→ Work instructions
Omit any picture, and return the remaining data exactly as written.

>> start Dataset records

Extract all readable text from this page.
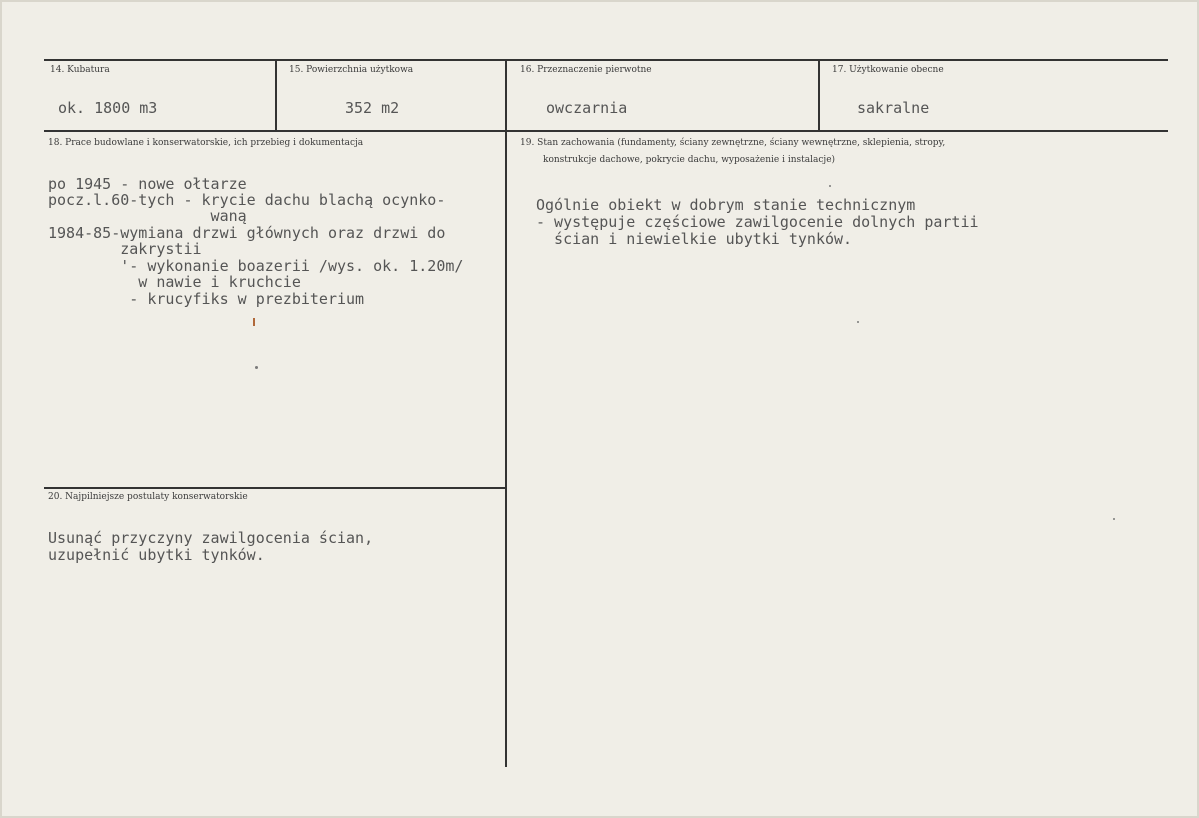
14. Kubatura
ok. 1800 m3
15. Powierzchnia użytkowa
352 m2
16. Przeznaczenie pierwotne
owczarnia
17. Użytkowanie obecne
sakralne
18. Prace budowlane i konserwatorskie, ich przebieg i dokumentacja
po 1945 - nowe ołtarze
pocz.l.60-tych - krycie dachu blachą ocynko-
waną
1984-85-wymiana drzwi głównych oraz drzwi do
zakrystii
'- wykonanie boazerii /wys. ok. 1.20m/
w nawie i kruchcie
- krucyfiks w prezbiterium
19. Stan zachowania (fundamenty, ściany zewnętrzne, ściany wewnętrzne, sklepienia, stropy,
konstrukcje dachowe, pokrycie dachu, wyposażenie i instalacje)
Ogólnie obiekt w dobrym stanie technicznym
- występuje częściowe zawilgocenie dolnych partii
ścian i niewielkie ubytki tynków.
20. Najpilniejsze postulaty konserwatorskie
Usunąć przyczyny zawilgocenia ścian,
uzupełnić ubytki tynków.
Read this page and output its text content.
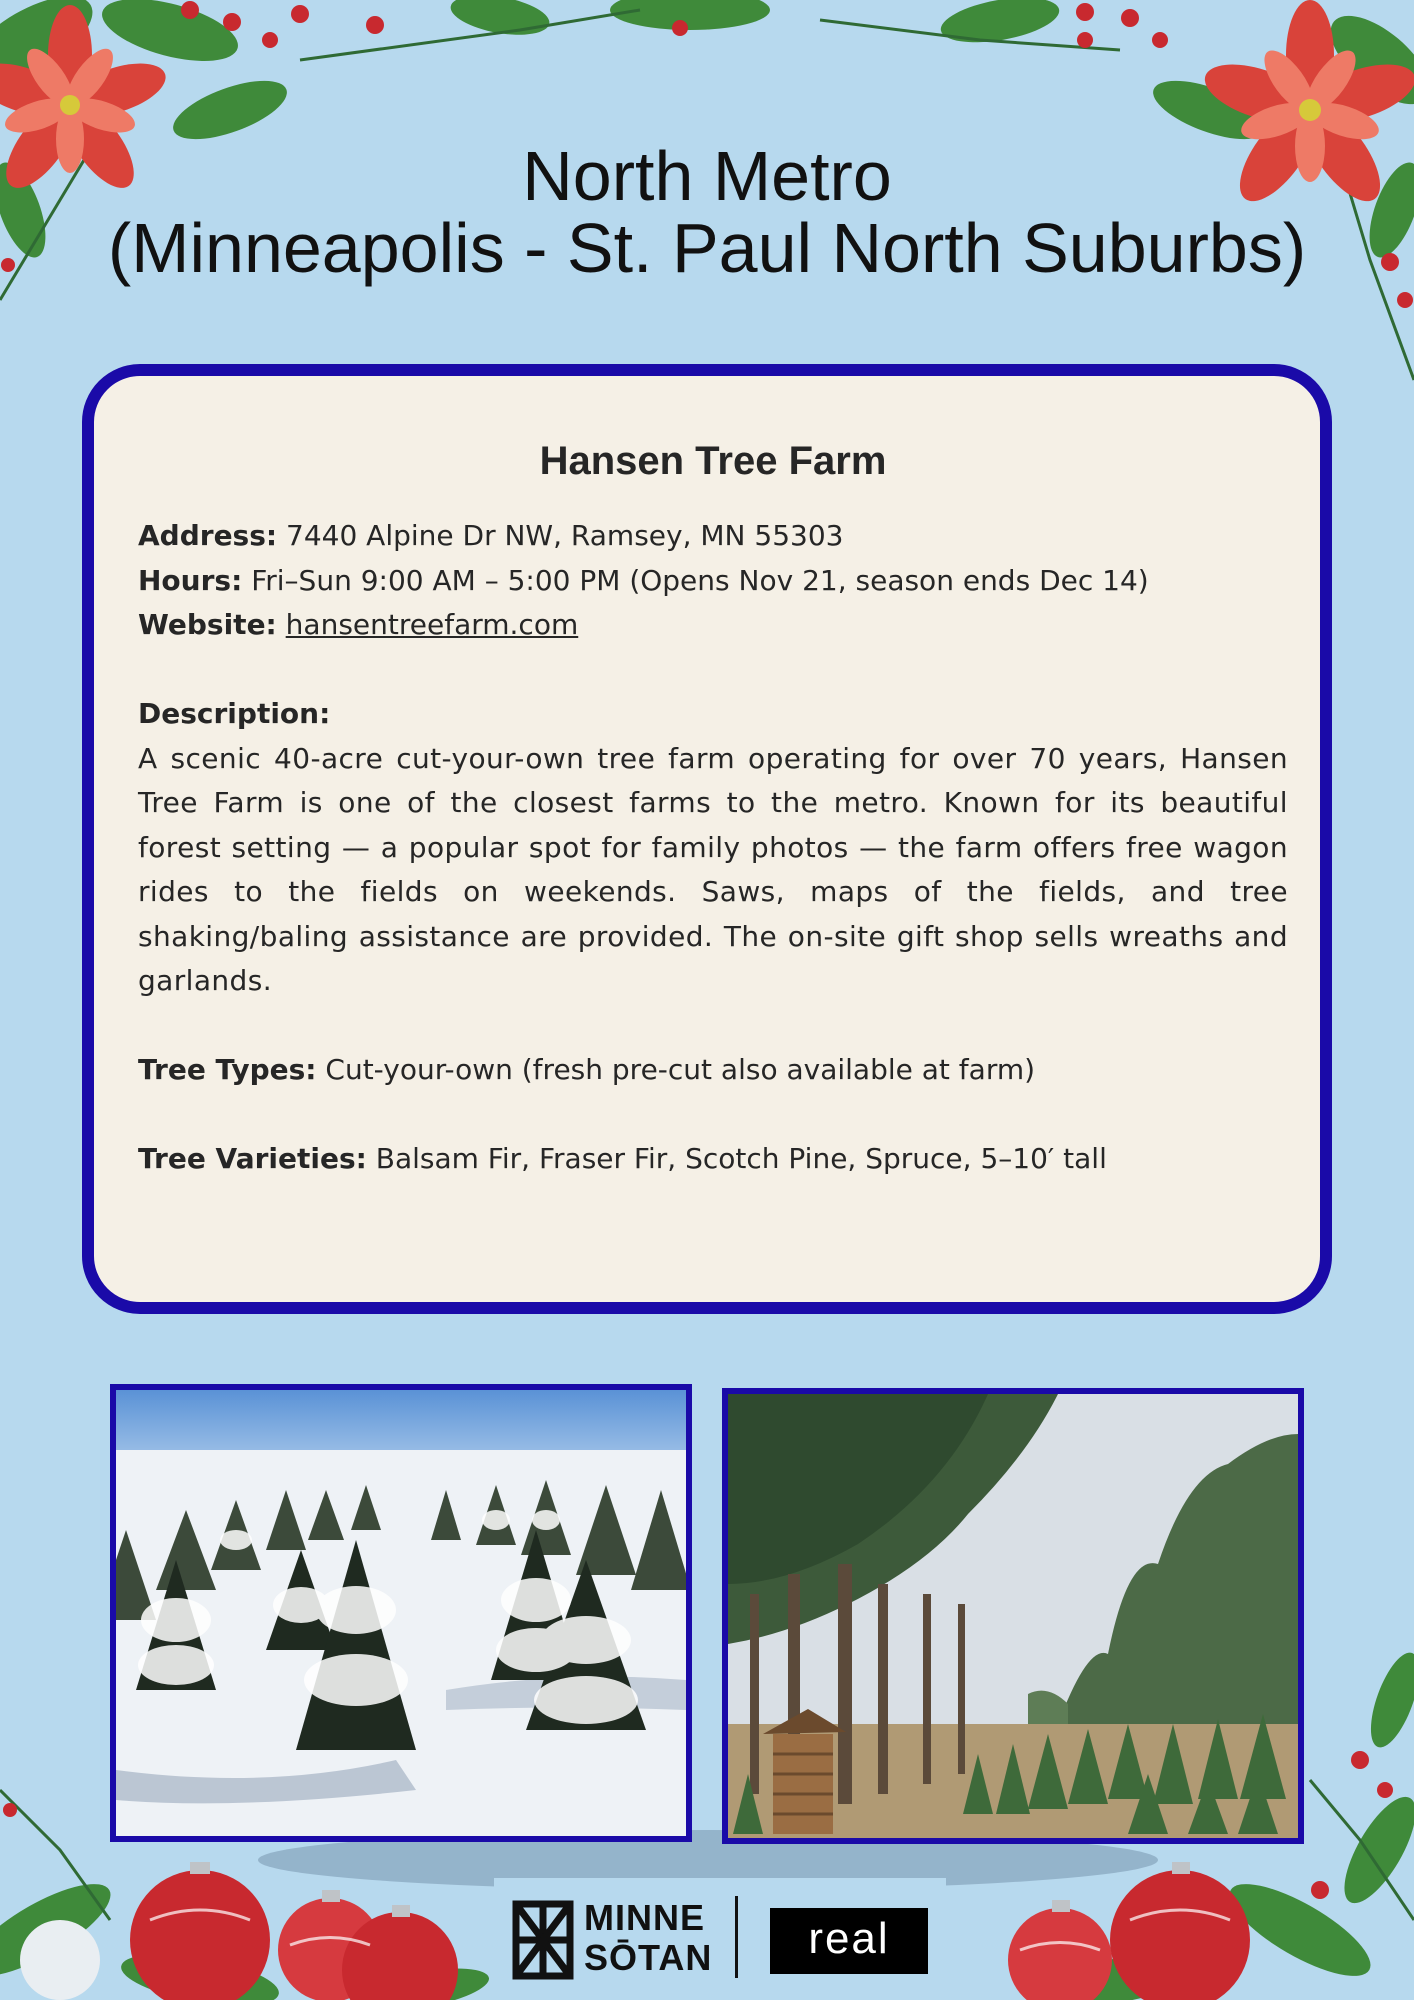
North Metro
(Minneapolis - St. Paul North Suburbs)
Hansen Tree Farm
Address: 7440 Alpine Dr NW, Ramsey, MN 55303
Hours: Fri–Sun 9:00 AM – 5:00 PM (Opens Nov 21, season ends Dec 14)
Website: hansentreefarm.com
Description:
A scenic 40-acre cut-your-own tree farm operating for over 70 years, Hansen Tree Farm is one of the closest farms to the metro. Known for its beautiful forest setting — a popular spot for family photos — the farm offers free wagon rides to the fields on weekends. Saws, maps of the fields, and tree shaking/baling assistance are provided. The on-site gift shop sells wreaths and garlands.
Tree Types: Cut-your-own (fresh pre-cut also available at farm)
Tree Varieties: Balsam Fir, Fraser Fir, Scotch Pine, Spruce, 5–10′ tall
MINNE
SŌTAN	real
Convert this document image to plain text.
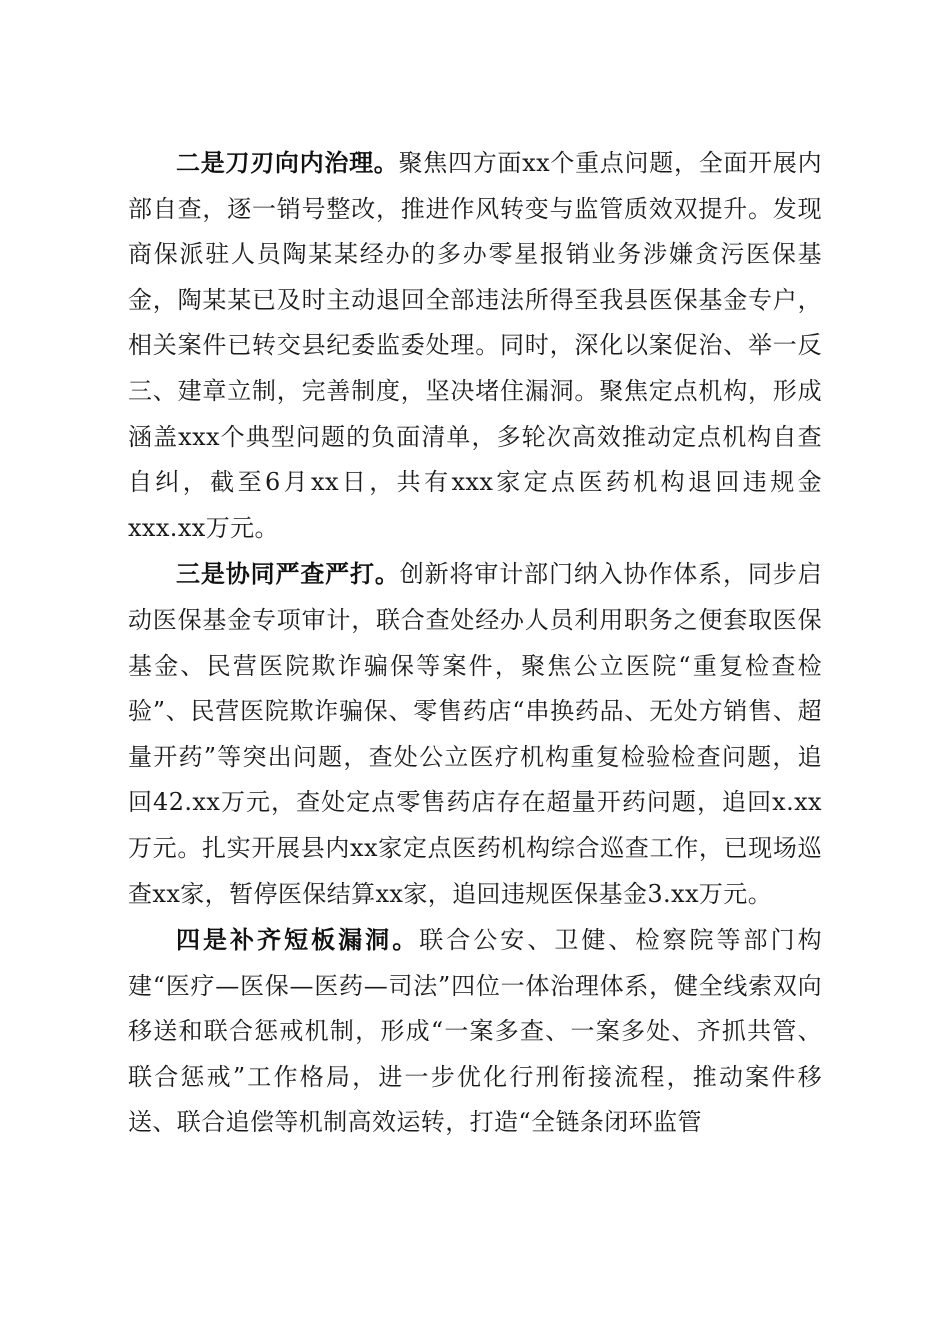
二是刀刃向内治理。聚焦四方面xx个重点问题，全面开展内部自查，逐一销号整改，推进作风转变与监管质效双提升。发现商保派驻人员陶某某经办的多办零星报销业务涉嫌贪污医保基金，陶某某已及时主动退回全部违法所得至我县医保基金专户，相关案件已转交县纪委监委处理。同时，深化以案促治、举一反三、建章立制，完善制度，坚决堵住漏洞。聚焦定点机构，形成涵盖xxx个典型问题的负面清单，多轮次高效推动定点机构自查自纠，截至6月xx日，共有xxx家定点医药机构退回违规金xxx.xx万元。

三是协同严查严打。创新将审计部门纳入协作体系，同步启动医保基金专项审计，联合查处经办人员利用职务之便套取医保基金、民营医院欺诈骗保等案件，聚焦公立医院“重复检查检验”、民营医院欺诈骗保、零售药店“串换药品、无处方销售、超量开药”等突出问题，查处公立医疗机构重复检验检查问题，追回42.xx万元，查处定点零售药店存在超量开药问题，追回x.xx万元。扎实开展县内xx家定点医药机构综合巡查工作，已现场巡查xx家，暂停医保结算xx家，追回违规医保基金3.xx万元。

四是补齐短板漏洞。联合公安、卫健、检察院等部门构建“医疗—医保—医药—司法”四位一体治理体系，健全线索双向移送和联合惩戒机制，形成“一案多查、一案多处、齐抓共管、联合惩戒”工作格局，进一步优化行刑衔接流程，推动案件移送、联合追偿等机制高效运转，打造“全链条闭环监管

>> end Dataset records

→ Exercise output
Extract all readable text from this page.
14. Kubatura
ok. 1800 m3
15. Powierzchnia użytkowa
352 m2
16. Przeznaczenie pierwotne
owczarnia
17. Użytkowanie obecne
sakralne
18. Prace budowlane i konserwatorskie, ich przebieg i dokumentacja
po 1945 - nowe ołtarze
pocz.l.60-tych - krycie dachu blachą ocynko-
waną
1984-85-wymiana drzwi głównych oraz drzwi do
zakrystii
'- wykonanie boazerii /wys. ok. 1.20m/
w nawie i kruchcie
- krucyfiks w prezbiterium
19. Stan zachowania (fundamenty, ściany zewnętrzne, ściany wewnętrzne, sklepienia, stropy,
konstrukcje dachowe, pokrycie dachu, wyposażenie i instalacje)
Ogólnie obiekt w dobrym stanie technicznym
- występuje częściowe zawilgocenie dolnych partii
ścian i niewielkie ubytki tynków.
20. Najpilniejsze postulaty konserwatorskie
Usunąć przyczyny zawilgocenia ścian,
uzupełnić ubytki tynków.
Read this page and output its text content.
North Metro
(Minneapolis - St. Paul North Suburbs)
Hansen Tree Farm
Address: 7440 Alpine Dr NW, Ramsey, MN 55303
Hours: Fri–Sun 9:00 AM – 5:00 PM (Opens Nov 21, season ends Dec 14)
Website: hansentreefarm.com
Description:
A scenic 40-acre cut-your-own tree farm operating for over 70 years, Hansen Tree Farm is one of the closest farms to the metro. Known for its beautiful forest setting — a popular spot for family photos — the farm offers free wagon rides to the fields on weekends. Saws, maps of the fields, and tree shaking/baling assistance are provided. The on-site gift shop sells wreaths and garlands.
Tree Types: Cut-your-own (fresh pre-cut also available at farm)
Tree Varieties: Balsam Fir, Fraser Fir, Scotch Pine, Spruce, 5–10′ tall
MINNE
SŌTAN	real
Convert this document image to plain text.
二是刀刃向内治理。聚焦四方面xx个重点问题，全面开展内部自查，逐一销号整改，推进作风转变与监管质效双提升。发现商保派驻人员陶某某经办的多办零星报销业务涉嫌贪污医保基金，陶某某已及时主动退回全部违法所得至我县医保基金专户，相关案件已转交县纪委监委处理。同时，深化以案促治、举一反三、建章立制，完善制度，坚决堵住漏洞。聚焦定点机构，形成涵盖xxx个典型问题的负面清单，多轮次高效推动定点机构自查自纠，截至6月xx日，共有xxx家定点医药机构退回违规金xxx.xx万元。

三是协同严查严打。创新将审计部门纳入协作体系，同步启动医保基金专项审计，联合查处经办人员利用职务之便套取医保基金、民营医院欺诈骗保等案件，聚焦公立医院“重复检查检验”、民营医院欺诈骗保、零售药店“串换药品、无处方销售、超量开药”等突出问题，查处公立医疗机构重复检验检查问题，追回42.xx万元，查处定点零售药店存在超量开药问题，追回x.xx万元。扎实开展县内xx家定点医药机构综合巡查工作，已现场巡查xx家，暂停医保结算xx家，追回违规医保基金3.xx万元。

四是补齐短板漏洞。联合公安、卫健、检察院等部门构建“医疗—医保—医药—司法”四位一体治理体系，健全线索双向移送和联合惩戒机制，形成“一案多查、一案多处、齐抓共管、联合惩戒”工作格局，进一步优化行刑衔接流程，推动案件移送、联合追偿等机制高效运转，打造“全链条闭环监管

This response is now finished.